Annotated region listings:
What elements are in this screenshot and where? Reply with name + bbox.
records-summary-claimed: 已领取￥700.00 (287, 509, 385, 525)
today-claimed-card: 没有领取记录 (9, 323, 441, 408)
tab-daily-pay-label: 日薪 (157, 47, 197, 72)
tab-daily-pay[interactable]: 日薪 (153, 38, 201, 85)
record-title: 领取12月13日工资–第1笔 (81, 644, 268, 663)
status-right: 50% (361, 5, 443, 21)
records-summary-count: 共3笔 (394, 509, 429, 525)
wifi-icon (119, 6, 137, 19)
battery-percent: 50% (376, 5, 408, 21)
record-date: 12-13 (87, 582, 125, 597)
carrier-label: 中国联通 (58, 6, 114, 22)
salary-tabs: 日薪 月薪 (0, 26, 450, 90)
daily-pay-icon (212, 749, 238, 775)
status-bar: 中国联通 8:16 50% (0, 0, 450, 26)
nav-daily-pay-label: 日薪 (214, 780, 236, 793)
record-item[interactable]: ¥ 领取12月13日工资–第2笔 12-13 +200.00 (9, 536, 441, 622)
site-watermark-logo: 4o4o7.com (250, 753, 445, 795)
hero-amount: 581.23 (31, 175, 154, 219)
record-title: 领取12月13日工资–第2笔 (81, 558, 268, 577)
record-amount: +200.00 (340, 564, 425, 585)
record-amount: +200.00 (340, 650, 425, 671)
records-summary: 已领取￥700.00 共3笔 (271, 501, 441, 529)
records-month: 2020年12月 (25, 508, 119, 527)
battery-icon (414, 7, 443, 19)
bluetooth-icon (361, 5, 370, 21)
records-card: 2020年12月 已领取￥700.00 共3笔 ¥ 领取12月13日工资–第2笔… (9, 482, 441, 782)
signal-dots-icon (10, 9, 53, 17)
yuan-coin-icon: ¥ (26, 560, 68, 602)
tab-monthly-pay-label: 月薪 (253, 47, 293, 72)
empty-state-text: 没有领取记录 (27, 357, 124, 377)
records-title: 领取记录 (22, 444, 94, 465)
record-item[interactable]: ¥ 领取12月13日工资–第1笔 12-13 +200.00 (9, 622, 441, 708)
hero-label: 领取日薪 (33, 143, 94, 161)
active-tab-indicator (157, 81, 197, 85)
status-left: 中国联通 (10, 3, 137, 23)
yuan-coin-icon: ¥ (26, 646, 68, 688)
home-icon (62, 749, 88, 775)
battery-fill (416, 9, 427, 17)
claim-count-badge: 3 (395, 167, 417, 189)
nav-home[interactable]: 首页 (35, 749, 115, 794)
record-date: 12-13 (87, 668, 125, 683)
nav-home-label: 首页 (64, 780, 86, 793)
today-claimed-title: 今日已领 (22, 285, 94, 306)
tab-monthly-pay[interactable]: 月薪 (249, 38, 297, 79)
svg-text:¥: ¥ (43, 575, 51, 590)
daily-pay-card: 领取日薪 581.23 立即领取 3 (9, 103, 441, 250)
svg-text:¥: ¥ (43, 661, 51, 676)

Job: Can you duplicate every one of these rows exactly, with nothing changed?

Final answer:
What elements are in this screenshot and where? Reply with name + bbox.
records-summary-claimed: 已领取￥700.00 (287, 509, 385, 525)
today-claimed-card: 没有领取记录 (9, 323, 441, 408)
tab-daily-pay-label: 日薪 (157, 47, 197, 72)
tab-daily-pay[interactable]: 日薪 (153, 38, 201, 85)
record-title: 领取12月13日工资–第1笔 (81, 644, 268, 663)
status-right: 50% (361, 5, 443, 21)
records-summary-count: 共3笔 (394, 509, 429, 525)
wifi-icon (119, 6, 137, 19)
battery-percent: 50% (376, 5, 408, 21)
record-date: 12-13 (87, 582, 125, 597)
carrier-label: 中国联通 (58, 6, 114, 22)
salary-tabs: 日薪 月薪 (0, 26, 450, 90)
daily-pay-icon (212, 749, 238, 775)
status-bar: 中国联通 8:16 50% (0, 0, 450, 26)
nav-daily-pay-label: 日薪 (214, 780, 236, 793)
record-item[interactable]: ¥ 领取12月13日工资–第2笔 12-13 +200.00 (9, 536, 441, 622)
site-watermark-logo: 4o4o7.com (250, 753, 445, 795)
hero-amount: 581.23 (31, 175, 154, 219)
record-title: 领取12月13日工资–第2笔 (81, 558, 268, 577)
record-amount: +200.00 (340, 564, 425, 585)
record-amount: +200.00 (340, 650, 425, 671)
records-summary: 已领取￥700.00 共3笔 (271, 501, 441, 529)
records-month: 2020年12月 (25, 508, 119, 527)
battery-icon (414, 7, 443, 19)
bluetooth-icon (361, 5, 370, 21)
records-card: 2020年12月 已领取￥700.00 共3笔 ¥ 领取12月13日工资–第2笔… (9, 482, 441, 782)
signal-dots-icon (10, 9, 53, 17)
yuan-coin-icon: ¥ (26, 560, 68, 602)
tab-monthly-pay-label: 月薪 (253, 47, 293, 72)
empty-state-text: 没有领取记录 (27, 357, 124, 377)
records-title: 领取记录 (22, 444, 94, 465)
record-item[interactable]: ¥ 领取12月13日工资–第1笔 12-13 +200.00 (9, 622, 441, 708)
hero-label: 领取日薪 (33, 143, 94, 161)
active-tab-indicator (157, 81, 197, 85)
status-left: 中国联通 (10, 3, 137, 23)
yuan-coin-icon: ¥ (26, 646, 68, 688)
home-icon (62, 749, 88, 775)
battery-fill (416, 9, 427, 17)
claim-count-badge: 3 (395, 167, 417, 189)
nav-home[interactable]: 首页 (35, 749, 115, 794)
record-date: 12-13 (87, 668, 125, 683)
nav-home-label: 首页 (64, 780, 86, 793)
today-claimed-title: 今日已领 (22, 285, 94, 306)
tab-monthly-pay[interactable]: 月薪 (249, 38, 297, 79)
svg-text:¥: ¥ (43, 575, 51, 590)
daily-pay-card: 领取日薪 581.23 立即领取 3 (9, 103, 441, 250)
svg-text:¥: ¥ (43, 661, 51, 676)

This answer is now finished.